Boca Juniors remet la main sur le titre et réalise le doublé 1943 et 1944, mettant fin à la domination de La Máquina de River, l’équipe rivale double championne en titre. L’équipe xeneize évolue dans un style différent et dans un registre moins spectaculaire, tout aussi en maîtrise technique, mais plus vertical et efficace. Rayonnant au milieu avec son excellente vision de jeu, Lazzatti varie le jeu et distribue le ballon pour ses attaquants tel un chef d’orchestre. Il marque très peu mais compense par ses nombreuses passes décisives, lui qui est admiré par ses coéquipiers pour être un excellent passeur. En parallèle, Lazzatti gagne en popularité comme cette équipe de Boca restait dans les mémoires. De même qu’il reçoit la reconnaissance de ses pairs et stars du football argentin. À l’instar du légendaire Rinaldo Martino de San Lorenzo, rival de sa génération, qui le reconnaît comme « un des meilleurs milieux centraux que le football argentin a eu, très propre dans son jeu, avec une grande intelligence, avec de la qualité et un sens du placement. Un joueur très habile balle au pied, mais qui savait bien la distribuer aussi, la rendre meilleure et la passer dans le bon tempo. »
Avec Lazzatti à la baguette, Boca Juniors établit une série de 26 matchs sans défaite entre 1943 et 1944. Un record qui tiendra jusqu’en 1966 avant que le Racing de Pizzutti y mette fin. Boca ne réalisera pas le triplé, échouant trois fois à la deuxième place du championnat les trois saisons suivantes. Après cette dernière saison en 1947 et 14 années à régner au milieu, durant 379 matchs avec élégance et brio, Lazzatti quitte Buenos Aires pour Montevideo. Il rejoint son ami et ancien coéquipier, Severino Varela, en acceptant l’offre de Danubio. Il était inconcevable pour Ernesto de rester jouer en Argentine pour un autre club, lui qui ne voulait porter aucun autre maillot que celui de Boca.

◆ **OBJECTIF ÉNONCÉ 1**:
Indiquez si chacune des affirmations suivantes concorde avec le texte sur Lazzatti et Boca Juniors, en répondant par oui ou par non et en citant fidèlement les mots du texte qui tranchent. (a) Boca Juniors a enchaîné 26 matchs sans défaite entre 1943 et 1944. (b) Lazzatti marquait beaucoup de buts. (c) Après la saison 1947, Lazzatti a rejoint le club de Danubio à Montevideo.
◆ **OBJECTIF ÉNONCÉ 2**:
Modifiez le passage du texte sur Lazzatti et Boca Juniors compris entre « Avec Lazzatti à » et « celui de Boca. », bornes incluses, en remplaçant « Danubio » par « Nacional ».
◆ **OBJECTIF ÉNONCÉ 3**:
Reprenez le texte sur Lazzatti et Boca Juniors là où il s’arrête et poursuivez-le sur un court paragraphe.
Les données constituent un matériau distinct, sans lien avec ce texte.

◆ **DONNÉES EXTRAITES**:
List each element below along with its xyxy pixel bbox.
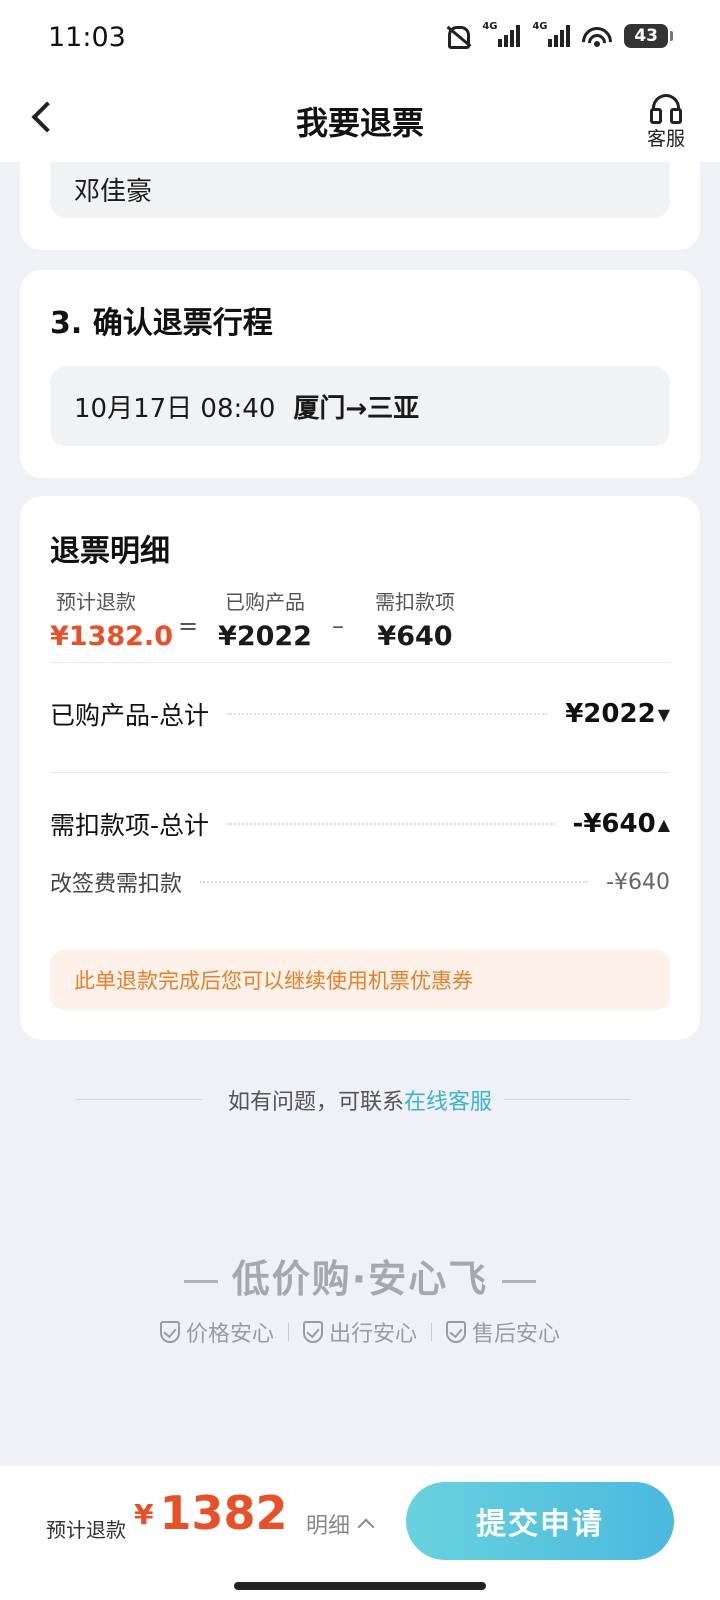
- network-type-2: 4G: [532, 21, 548, 32]
- dotted-leader: [227, 823, 555, 825]
- formula-deduct-value: ¥640: [377, 621, 453, 652]
- customer-service-button[interactable]: 客服: [642, 94, 690, 152]
- signal-icon-2: 4G: [532, 21, 571, 47]
- purchased-total-value: ¥2022: [565, 699, 656, 729]
- slogan: 低价购·安心飞: [0, 1248, 720, 1303]
- submit-button[interactable]: 提交申请: [406, 1482, 674, 1560]
- formula-deduct: 需扣款项 ¥640: [362, 586, 468, 652]
- purchased-total-row[interactable]: 已购产品-总计 ¥2022 ▼: [50, 694, 670, 734]
- badge-travel: 出行安心: [302, 1316, 417, 1348]
- status-bar: 11:03 4G 4G 43: [0, 0, 720, 80]
- headset-icon: [650, 94, 682, 124]
- caret-up-icon[interactable]: ▲: [658, 815, 670, 834]
- badge-price-label: 价格安心: [185, 1322, 274, 1347]
- trip-item: 10月17日 08:40 厦门→三亚: [50, 366, 670, 446]
- refund-page: 邓佳豪 11:03 4G 4G 43 我要退票 客服 3. 确认退票行程 10月…: [0, 0, 720, 1600]
- dotted-leader: [200, 881, 589, 883]
- formula-purchased-label: 已购产品: [225, 590, 305, 614]
- signal-icon: 4G: [482, 21, 521, 47]
- formula-equals: =: [178, 612, 199, 640]
- nav-header: 我要退票 客服: [0, 80, 720, 162]
- trip-date-time: 10月17日 08:40: [74, 393, 276, 424]
- online-service-link[interactable]: 在线客服: [404, 1090, 492, 1115]
- est-refund-label: 预计退款: [46, 1518, 126, 1542]
- battery-icon: 43: [624, 24, 673, 48]
- badge-travel-label: 出行安心: [328, 1322, 417, 1347]
- deduct-total-value: -¥640: [572, 809, 656, 839]
- slogan-dash-left: [183, 1280, 218, 1283]
- formula-purchased: 已购产品 ¥2022: [212, 586, 318, 652]
- status-icons: 4G 4G 43: [444, 21, 673, 49]
- divider: [50, 772, 670, 773]
- wifi-icon: [582, 25, 613, 47]
- mute-icon: [444, 24, 471, 49]
- badge-price: 价格安心: [159, 1316, 274, 1348]
- home-indicator[interactable]: [234, 1582, 486, 1590]
- detail-section-title: 退票明细: [50, 534, 170, 569]
- trip-card: 3. 确认退票行程 10月17日 08:40 厦门→三亚: [20, 270, 700, 478]
- contact-line: 如有问题，可联系在线客服: [0, 1080, 720, 1120]
- contact-text: 如有问题，可联系: [227, 1090, 404, 1115]
- slogan-text: 低价购·安心飞: [231, 1257, 489, 1301]
- purchased-total-label: 已购产品-总计: [50, 701, 210, 730]
- trip-route: 厦门→三亚: [293, 393, 420, 424]
- change-fee-value: -¥640: [606, 869, 670, 895]
- formula-refund-value: ¥1382.0: [50, 621, 173, 652]
- status-time: 11:03: [48, 22, 126, 53]
- slogan-dash-right: [502, 1280, 537, 1283]
- formula-minus: –: [332, 612, 344, 640]
- change-fee-row: 改签费需扣款 -¥640: [50, 862, 670, 902]
- bottom-bar: 预计退款 ¥1382 明细 提交申请: [0, 1466, 720, 1600]
- coupon-notice: 此单退款完成后您可以继续使用机票优惠券: [50, 950, 670, 1010]
- formula-deduct-label: 需扣款项: [375, 590, 455, 614]
- refund-detail-card: 退票明细 预计退款 ¥1382.0 = 已购产品 ¥2022 – 需扣款项 ¥6…: [20, 496, 700, 1040]
- deduct-total-row[interactable]: 需扣款项-总计 -¥640 ▲: [50, 804, 670, 844]
- customer-service-label: 客服: [646, 128, 685, 150]
- shield-check-icon: [446, 1321, 466, 1343]
- est-refund-number: 1382: [159, 1486, 288, 1540]
- page-title: 我要退票: [295, 104, 424, 142]
- change-fee-label: 改签费需扣款: [50, 872, 183, 897]
- network-type: 4G: [482, 21, 498, 32]
- passenger-name: 邓佳豪: [50, 160, 670, 218]
- contact-text-wrap: 如有问题，可联系在线客服: [0, 1084, 720, 1116]
- detail-toggle-label: 明细: [306, 1514, 351, 1539]
- formula-refund: 预计退款 ¥1382.0: [50, 586, 173, 652]
- deduct-total-label: 需扣款项-总计: [50, 811, 210, 840]
- refund-formula: 预计退款 ¥1382.0 = 已购产品 ¥2022 – 需扣款项 ¥640: [50, 586, 670, 666]
- formula-refund-label: 预计退款: [56, 590, 136, 614]
- assurance-badges: 价格安心 出行安心 售后安心: [0, 1316, 720, 1348]
- badge-aftersale: 售后安心: [446, 1316, 560, 1348]
- currency-symbol: ¥: [134, 1498, 154, 1531]
- badge-aftersale-label: 售后安心: [472, 1322, 561, 1347]
- est-refund-amount: ¥1382: [134, 1486, 288, 1540]
- divider: [50, 662, 670, 663]
- badge-separator: [431, 1323, 432, 1341]
- formula-purchased-value: ¥2022: [218, 621, 312, 652]
- detail-toggle[interactable]: 明细: [306, 1508, 375, 1540]
- chevron-up-icon: [357, 1518, 375, 1536]
- caret-down-icon[interactable]: ▼: [658, 705, 670, 724]
- shield-check-icon: [302, 1321, 323, 1343]
- badge-separator: [287, 1323, 289, 1341]
- trip-section-title: 3. 确认退票行程: [50, 306, 273, 341]
- shield-check-icon: [159, 1321, 180, 1343]
- dotted-leader: [227, 713, 548, 715]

◆ **RÉPONSE RÉDIGÉE 1**:
(a) Oui : « Boca Juniors établit une série de 26 matchs sans défaite entre 1943 et 1944 ».
(b) Non : « Il marque très peu ».
(c) Oui : « Lazzatti quitte Buenos Aires pour Montevideo » et « en acceptant l’offre de Danubio ».

◆ **RÉPONSE RÉDIGÉE 2**:
Avec Lazzatti à la baguette, Boca Juniors établit une série de 26 matchs sans défaite entre 1943 et 1944. Un record qui tiendra jusqu’en 1966 avant que le Racing de Pizzutti y mette fin. Boca ne réalisera pas le triplé, échouant trois fois à la deuxième place du championnat les trois saisons suivantes. Après cette dernière saison en 1947 et 14 années à régner au milieu, durant 379 matchs avec élégance et brio, Lazzatti quitte Buenos Aires pour Montevideo. Il rejoint son ami et ancien coéquipier, Severino Varela, en acceptant l’offre de Nacional. Il était inconcevable pour Ernesto de rester jouer en Argentine pour un autre club, lui qui ne voulait porter aucun autre maillot que celui de Boca.

◆ **RÉPONSE RÉDIGÉE 3**:
Sa carrière internationale fut brève. Il gagna tout de même un Sudamericano en 1937 en étant titulaire. Sur le terrain, Lazzatti était un gentleman, aucuns cartons, ni jaunes, ni rouges, durant toute sa carrière. Il revient au club, entraîneur de l’équipe de 1954, le seul titre de la décennie. De 1934 à 1954, Lazzatti fut un fil conducteur de l’histoire de Boca Juniors sur 20 ans, tout en humilité et sobriété. Il coupe court à son expérience d’entraîneur, ne voyant pas l’intérêt de cette fonction, comme il l’affirmera plus tard. Car pour lui, fidèle à ses principes de jeu et sa carrière sur le terrain, ce sont les joueurs qui détiennent la vérité, pas un homme en fonction sur le banc. Après cette courte expérience, il devient journaliste pour la célèbre revue El Grafico, bible du journalisme sportif en Argentine. Il écrivit sur sa passion pour le football criollo qu’il défendit, car il notait déjà le risque et les dangers, face aux intérêts grandissants autres que le football, et l’essence du jeu qui commençait à changer sérieusement en Argentine. Le temps et les décennies suivantes lui donneront raison.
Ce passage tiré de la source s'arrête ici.